- WHAT YOU ARE ASKED TO DO -
Omit the images. Copy each entry word for word.
===
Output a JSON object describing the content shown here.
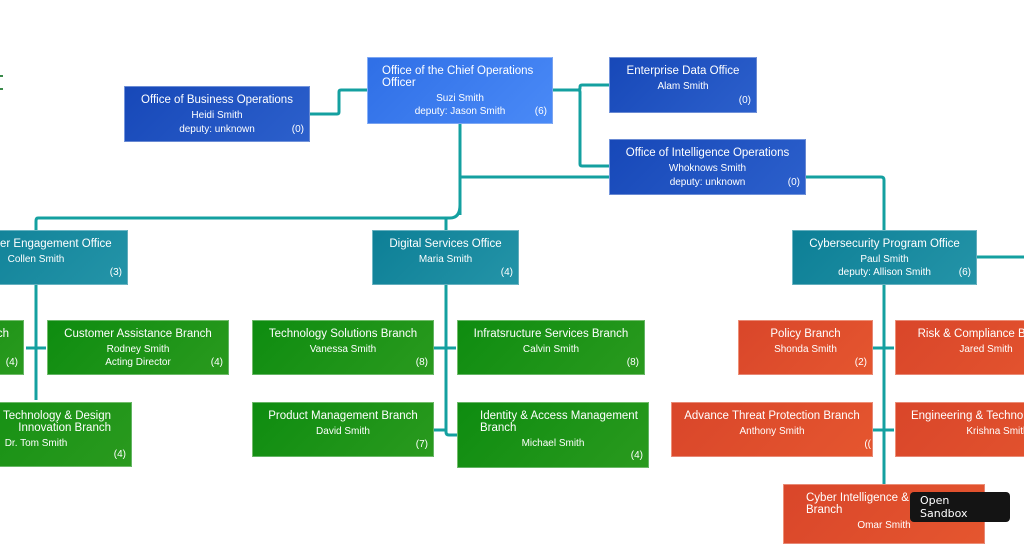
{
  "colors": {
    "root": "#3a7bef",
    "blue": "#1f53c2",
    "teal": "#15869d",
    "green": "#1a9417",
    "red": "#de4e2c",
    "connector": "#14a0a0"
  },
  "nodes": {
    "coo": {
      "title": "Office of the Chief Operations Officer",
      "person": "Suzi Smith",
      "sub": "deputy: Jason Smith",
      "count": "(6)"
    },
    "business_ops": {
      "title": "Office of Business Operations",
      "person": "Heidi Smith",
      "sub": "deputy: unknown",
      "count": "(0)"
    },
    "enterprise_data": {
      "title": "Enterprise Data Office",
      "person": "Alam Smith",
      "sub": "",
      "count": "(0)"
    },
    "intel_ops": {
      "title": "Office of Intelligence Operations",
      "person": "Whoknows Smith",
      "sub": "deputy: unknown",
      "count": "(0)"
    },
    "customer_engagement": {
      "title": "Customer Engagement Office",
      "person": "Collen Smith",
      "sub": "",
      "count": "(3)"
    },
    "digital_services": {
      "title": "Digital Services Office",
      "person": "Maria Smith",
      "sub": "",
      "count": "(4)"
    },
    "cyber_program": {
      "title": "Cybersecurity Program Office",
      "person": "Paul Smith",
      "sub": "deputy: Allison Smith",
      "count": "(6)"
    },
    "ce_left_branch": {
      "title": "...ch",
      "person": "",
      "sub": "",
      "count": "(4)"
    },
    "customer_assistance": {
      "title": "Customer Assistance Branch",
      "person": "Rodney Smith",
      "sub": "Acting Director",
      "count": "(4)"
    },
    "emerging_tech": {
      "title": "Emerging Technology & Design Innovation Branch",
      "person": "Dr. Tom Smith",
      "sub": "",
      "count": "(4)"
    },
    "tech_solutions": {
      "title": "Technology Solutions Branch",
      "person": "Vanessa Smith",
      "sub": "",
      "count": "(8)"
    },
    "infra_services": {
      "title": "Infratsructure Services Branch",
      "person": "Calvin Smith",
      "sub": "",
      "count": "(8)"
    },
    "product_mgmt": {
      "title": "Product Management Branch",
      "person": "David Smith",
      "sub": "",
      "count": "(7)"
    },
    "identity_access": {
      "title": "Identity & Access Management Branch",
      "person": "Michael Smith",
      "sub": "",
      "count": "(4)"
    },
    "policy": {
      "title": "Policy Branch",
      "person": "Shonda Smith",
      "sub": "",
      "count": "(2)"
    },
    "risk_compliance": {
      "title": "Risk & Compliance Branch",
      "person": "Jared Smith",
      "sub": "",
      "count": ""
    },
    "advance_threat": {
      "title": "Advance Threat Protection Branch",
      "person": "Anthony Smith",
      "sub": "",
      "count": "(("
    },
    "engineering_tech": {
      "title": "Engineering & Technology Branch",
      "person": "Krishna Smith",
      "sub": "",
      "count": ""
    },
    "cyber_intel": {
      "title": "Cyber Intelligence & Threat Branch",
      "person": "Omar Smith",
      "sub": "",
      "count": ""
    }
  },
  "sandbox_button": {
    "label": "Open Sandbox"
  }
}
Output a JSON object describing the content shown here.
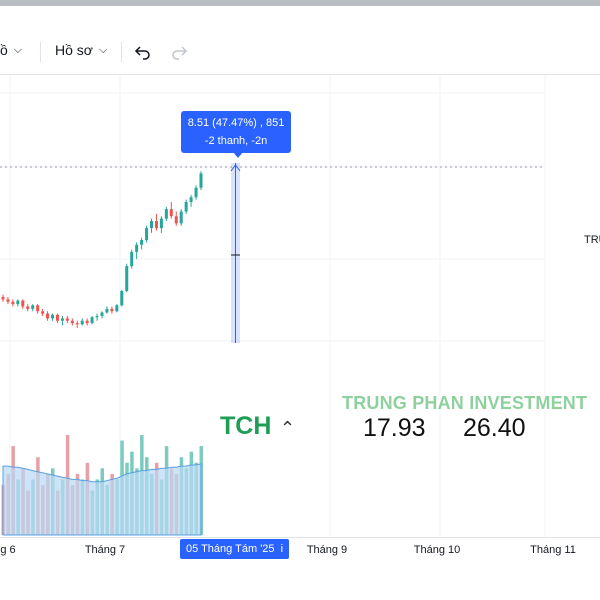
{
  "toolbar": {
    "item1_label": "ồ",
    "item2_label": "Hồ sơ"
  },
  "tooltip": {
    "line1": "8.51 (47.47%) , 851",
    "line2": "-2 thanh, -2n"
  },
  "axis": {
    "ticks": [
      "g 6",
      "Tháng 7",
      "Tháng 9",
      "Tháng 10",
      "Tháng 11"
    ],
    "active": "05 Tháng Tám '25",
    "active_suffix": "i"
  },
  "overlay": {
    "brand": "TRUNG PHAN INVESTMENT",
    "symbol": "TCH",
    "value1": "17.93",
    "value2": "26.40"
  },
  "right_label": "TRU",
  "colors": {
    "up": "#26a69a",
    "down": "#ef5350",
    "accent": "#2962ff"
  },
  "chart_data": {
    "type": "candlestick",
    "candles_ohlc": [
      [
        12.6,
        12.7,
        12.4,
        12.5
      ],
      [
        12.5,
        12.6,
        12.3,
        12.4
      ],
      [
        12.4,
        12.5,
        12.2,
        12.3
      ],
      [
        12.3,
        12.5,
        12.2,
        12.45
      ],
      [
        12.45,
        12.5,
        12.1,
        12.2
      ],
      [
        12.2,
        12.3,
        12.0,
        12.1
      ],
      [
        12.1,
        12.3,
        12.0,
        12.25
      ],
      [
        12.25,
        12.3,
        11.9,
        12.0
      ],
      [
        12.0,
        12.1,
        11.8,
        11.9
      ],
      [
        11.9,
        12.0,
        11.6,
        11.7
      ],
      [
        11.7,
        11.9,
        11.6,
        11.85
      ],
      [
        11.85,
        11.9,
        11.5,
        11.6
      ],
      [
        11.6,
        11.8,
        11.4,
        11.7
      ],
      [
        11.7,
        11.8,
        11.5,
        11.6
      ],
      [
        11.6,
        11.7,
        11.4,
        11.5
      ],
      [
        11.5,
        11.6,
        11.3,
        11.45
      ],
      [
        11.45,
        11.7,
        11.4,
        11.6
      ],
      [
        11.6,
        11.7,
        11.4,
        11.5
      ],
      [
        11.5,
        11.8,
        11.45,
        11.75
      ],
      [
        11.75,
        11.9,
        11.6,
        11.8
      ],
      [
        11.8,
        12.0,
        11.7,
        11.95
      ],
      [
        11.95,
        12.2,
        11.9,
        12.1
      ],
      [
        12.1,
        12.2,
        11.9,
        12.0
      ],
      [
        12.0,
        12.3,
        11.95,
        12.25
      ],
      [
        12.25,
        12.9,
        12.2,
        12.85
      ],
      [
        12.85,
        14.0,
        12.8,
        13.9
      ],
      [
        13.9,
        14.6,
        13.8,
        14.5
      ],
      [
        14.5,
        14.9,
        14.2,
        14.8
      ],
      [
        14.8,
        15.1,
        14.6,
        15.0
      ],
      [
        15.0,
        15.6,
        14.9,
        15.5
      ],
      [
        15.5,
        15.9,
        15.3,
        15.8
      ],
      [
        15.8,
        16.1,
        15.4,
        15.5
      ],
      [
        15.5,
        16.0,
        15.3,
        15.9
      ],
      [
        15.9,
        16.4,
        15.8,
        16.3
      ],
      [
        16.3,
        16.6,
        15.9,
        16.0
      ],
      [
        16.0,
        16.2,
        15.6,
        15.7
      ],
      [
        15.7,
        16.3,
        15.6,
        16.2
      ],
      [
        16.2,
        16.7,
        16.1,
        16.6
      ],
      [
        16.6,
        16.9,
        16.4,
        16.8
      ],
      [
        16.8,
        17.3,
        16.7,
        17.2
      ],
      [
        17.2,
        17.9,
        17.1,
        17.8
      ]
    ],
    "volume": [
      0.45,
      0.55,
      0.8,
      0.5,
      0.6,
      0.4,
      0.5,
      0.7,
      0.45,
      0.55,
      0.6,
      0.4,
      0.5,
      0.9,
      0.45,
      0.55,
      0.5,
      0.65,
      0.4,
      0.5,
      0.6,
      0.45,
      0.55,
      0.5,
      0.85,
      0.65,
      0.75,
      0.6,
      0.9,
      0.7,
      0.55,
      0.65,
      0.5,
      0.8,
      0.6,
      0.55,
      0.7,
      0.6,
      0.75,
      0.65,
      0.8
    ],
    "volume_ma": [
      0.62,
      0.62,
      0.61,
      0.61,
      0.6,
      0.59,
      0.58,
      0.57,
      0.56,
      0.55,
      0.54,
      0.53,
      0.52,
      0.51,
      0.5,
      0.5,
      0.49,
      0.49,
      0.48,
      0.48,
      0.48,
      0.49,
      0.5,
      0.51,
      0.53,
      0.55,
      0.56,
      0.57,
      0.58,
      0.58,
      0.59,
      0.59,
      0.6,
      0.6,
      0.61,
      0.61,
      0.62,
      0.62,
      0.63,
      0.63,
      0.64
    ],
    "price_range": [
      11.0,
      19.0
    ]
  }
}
===
- FINAL RESULT -
Output a JSON object describing the content shown here.
{
  "colors": {
    "root": "#3a7bef",
    "blue": "#1f53c2",
    "teal": "#15869d",
    "green": "#1a9417",
    "red": "#de4e2c",
    "connector": "#14a0a0"
  },
  "nodes": {
    "coo": {
      "title": "Office of the Chief Operations Officer",
      "person": "Suzi Smith",
      "sub": "deputy: Jason Smith",
      "count": "(6)"
    },
    "business_ops": {
      "title": "Office of Business Operations",
      "person": "Heidi Smith",
      "sub": "deputy: unknown",
      "count": "(0)"
    },
    "enterprise_data": {
      "title": "Enterprise Data Office",
      "person": "Alam Smith",
      "sub": "",
      "count": "(0)"
    },
    "intel_ops": {
      "title": "Office of Intelligence Operations",
      "person": "Whoknows Smith",
      "sub": "deputy: unknown",
      "count": "(0)"
    },
    "customer_engagement": {
      "title": "Customer Engagement Office",
      "person": "Collen Smith",
      "sub": "",
      "count": "(3)"
    },
    "digital_services": {
      "title": "Digital Services Office",
      "person": "Maria Smith",
      "sub": "",
      "count": "(4)"
    },
    "cyber_program": {
      "title": "Cybersecurity Program Office",
      "person": "Paul Smith",
      "sub": "deputy: Allison Smith",
      "count": "(6)"
    },
    "ce_left_branch": {
      "title": "...ch",
      "person": "",
      "sub": "",
      "count": "(4)"
    },
    "customer_assistance": {
      "title": "Customer Assistance Branch",
      "person": "Rodney Smith",
      "sub": "Acting Director",
      "count": "(4)"
    },
    "emerging_tech": {
      "title": "Emerging Technology & Design Innovation Branch",
      "person": "Dr. Tom Smith",
      "sub": "",
      "count": "(4)"
    },
    "tech_solutions": {
      "title": "Technology Solutions Branch",
      "person": "Vanessa Smith",
      "sub": "",
      "count": "(8)"
    },
    "infra_services": {
      "title": "Infratsructure Services Branch",
      "person": "Calvin Smith",
      "sub": "",
      "count": "(8)"
    },
    "product_mgmt": {
      "title": "Product Management Branch",
      "person": "David Smith",
      "sub": "",
      "count": "(7)"
    },
    "identity_access": {
      "title": "Identity & Access Management Branch",
      "person": "Michael Smith",
      "sub": "",
      "count": "(4)"
    },
    "policy": {
      "title": "Policy Branch",
      "person": "Shonda Smith",
      "sub": "",
      "count": "(2)"
    },
    "risk_compliance": {
      "title": "Risk & Compliance Branch",
      "person": "Jared Smith",
      "sub": "",
      "count": ""
    },
    "advance_threat": {
      "title": "Advance Threat Protection Branch",
      "person": "Anthony Smith",
      "sub": "",
      "count": "(("
    },
    "engineering_tech": {
      "title": "Engineering & Technology Branch",
      "person": "Krishna Smith",
      "sub": "",
      "count": ""
    },
    "cyber_intel": {
      "title": "Cyber Intelligence & Threat Branch",
      "person": "Omar Smith",
      "sub": "",
      "count": ""
    }
  },
  "sandbox_button": {
    "label": "Open Sandbox"
  }
}
Output a JSON object describing the content shown here.
{
  "toolbar": {
    "item1_label": "ồ",
    "item2_label": "Hồ sơ"
  },
  "tooltip": {
    "line1": "8.51 (47.47%) , 851",
    "line2": "-2 thanh, -2n"
  },
  "axis": {
    "ticks": [
      "g 6",
      "Tháng 7",
      "Tháng 9",
      "Tháng 10",
      "Tháng 11"
    ],
    "active": "05 Tháng Tám '25",
    "active_suffix": "i"
  },
  "overlay": {
    "brand": "TRUNG PHAN INVESTMENT",
    "symbol": "TCH",
    "value1": "17.93",
    "value2": "26.40"
  },
  "right_label": "TRU",
  "colors": {
    "up": "#26a69a",
    "down": "#ef5350",
    "accent": "#2962ff"
  },
  "chart_data": {
    "type": "candlestick",
    "candles_ohlc": [
      [
        12.6,
        12.7,
        12.4,
        12.5
      ],
      [
        12.5,
        12.6,
        12.3,
        12.4
      ],
      [
        12.4,
        12.5,
        12.2,
        12.3
      ],
      [
        12.3,
        12.5,
        12.2,
        12.45
      ],
      [
        12.45,
        12.5,
        12.1,
        12.2
      ],
      [
        12.2,
        12.3,
        12.0,
        12.1
      ],
      [
        12.1,
        12.3,
        12.0,
        12.25
      ],
      [
        12.25,
        12.3,
        11.9,
        12.0
      ],
      [
        12.0,
        12.1,
        11.8,
        11.9
      ],
      [
        11.9,
        12.0,
        11.6,
        11.7
      ],
      [
        11.7,
        11.9,
        11.6,
        11.85
      ],
      [
        11.85,
        11.9,
        11.5,
        11.6
      ],
      [
        11.6,
        11.8,
        11.4,
        11.7
      ],
      [
        11.7,
        11.8,
        11.5,
        11.6
      ],
      [
        11.6,
        11.7,
        11.4,
        11.5
      ],
      [
        11.5,
        11.6,
        11.3,
        11.45
      ],
      [
        11.45,
        11.7,
        11.4,
        11.6
      ],
      [
        11.6,
        11.7,
        11.4,
        11.5
      ],
      [
        11.5,
        11.8,
        11.45,
        11.75
      ],
      [
        11.75,
        11.9,
        11.6,
        11.8
      ],
      [
        11.8,
        12.0,
        11.7,
        11.95
      ],
      [
        11.95,
        12.2,
        11.9,
        12.1
      ],
      [
        12.1,
        12.2,
        11.9,
        12.0
      ],
      [
        12.0,
        12.3,
        11.95,
        12.25
      ],
      [
        12.25,
        12.9,
        12.2,
        12.85
      ],
      [
        12.85,
        14.0,
        12.8,
        13.9
      ],
      [
        13.9,
        14.6,
        13.8,
        14.5
      ],
      [
        14.5,
        14.9,
        14.2,
        14.8
      ],
      [
        14.8,
        15.1,
        14.6,
        15.0
      ],
      [
        15.0,
        15.6,
        14.9,
        15.5
      ],
      [
        15.5,
        15.9,
        15.3,
        15.8
      ],
      [
        15.8,
        16.1,
        15.4,
        15.5
      ],
      [
        15.5,
        16.0,
        15.3,
        15.9
      ],
      [
        15.9,
        16.4,
        15.8,
        16.3
      ],
      [
        16.3,
        16.6,
        15.9,
        16.0
      ],
      [
        16.0,
        16.2,
        15.6,
        15.7
      ],
      [
        15.7,
        16.3,
        15.6,
        16.2
      ],
      [
        16.2,
        16.7,
        16.1,
        16.6
      ],
      [
        16.6,
        16.9,
        16.4,
        16.8
      ],
      [
        16.8,
        17.3,
        16.7,
        17.2
      ],
      [
        17.2,
        17.9,
        17.1,
        17.8
      ]
    ],
    "volume": [
      0.45,
      0.55,
      0.8,
      0.5,
      0.6,
      0.4,
      0.5,
      0.7,
      0.45,
      0.55,
      0.6,
      0.4,
      0.5,
      0.9,
      0.45,
      0.55,
      0.5,
      0.65,
      0.4,
      0.5,
      0.6,
      0.45,
      0.55,
      0.5,
      0.85,
      0.65,
      0.75,
      0.6,
      0.9,
      0.7,
      0.55,
      0.65,
      0.5,
      0.8,
      0.6,
      0.55,
      0.7,
      0.6,
      0.75,
      0.65,
      0.8
    ],
    "volume_ma": [
      0.62,
      0.62,
      0.61,
      0.61,
      0.6,
      0.59,
      0.58,
      0.57,
      0.56,
      0.55,
      0.54,
      0.53,
      0.52,
      0.51,
      0.5,
      0.5,
      0.49,
      0.49,
      0.48,
      0.48,
      0.48,
      0.49,
      0.5,
      0.51,
      0.53,
      0.55,
      0.56,
      0.57,
      0.58,
      0.58,
      0.59,
      0.59,
      0.6,
      0.6,
      0.61,
      0.61,
      0.62,
      0.62,
      0.63,
      0.63,
      0.64
    ],
    "price_range": [
      11.0,
      19.0
    ]
  }
}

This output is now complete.